WHAT YOU SHOULD DO -
Word for word, repeat the entries, minus the pictures.
====== GIVEN RECORDS
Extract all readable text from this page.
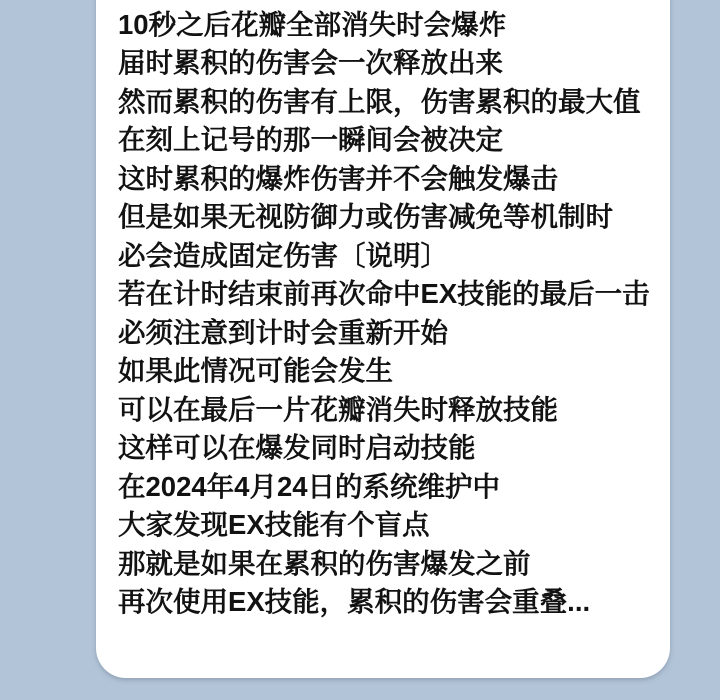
10秒之后花瓣全部消失时会爆炸
届时累积的伤害会一次释放出来
然而累积的伤害有上限，伤害累积的最大值
在刻上记号的那一瞬间会被决定
这时累积的爆炸伤害并不会触发爆击
但是如果无视防御力或伤害减免等机制时
必会造成固定伤害〔说明〕
若在计时结束前再次命中EX技能的最后一击
必须注意到计时会重新开始
如果此情况可能会发生
可以在最后一片花瓣消失时释放技能
这样可以在爆发同时启动技能
在2024年4月24日的系统维护中
大家发现EX技能有个盲点
那就是如果在累积的伤害爆发之前
再次使用EX技能，累积的伤害会重叠...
============
OUTPUT -
Extract all readable text from this page.
10秒之后花瓣全部消失时会爆炸
届时累积的伤害会一次释放出来
然而累积的伤害有上限，伤害累积的最大值
在刻上记号的那一瞬间会被决定
这时累积的爆炸伤害并不会触发爆击
但是如果无视防御力或伤害减免等机制时
必会造成固定伤害〔说明〕
若在计时结束前再次命中EX技能的最后一击
必须注意到计时会重新开始
如果此情况可能会发生
可以在最后一片花瓣消失时释放技能
这样可以在爆发同时启动技能
在2024年4月24日的系统维护中
大家发现EX技能有个盲点
那就是如果在累积的伤害爆发之前
再次使用EX技能，累积的伤害会重叠...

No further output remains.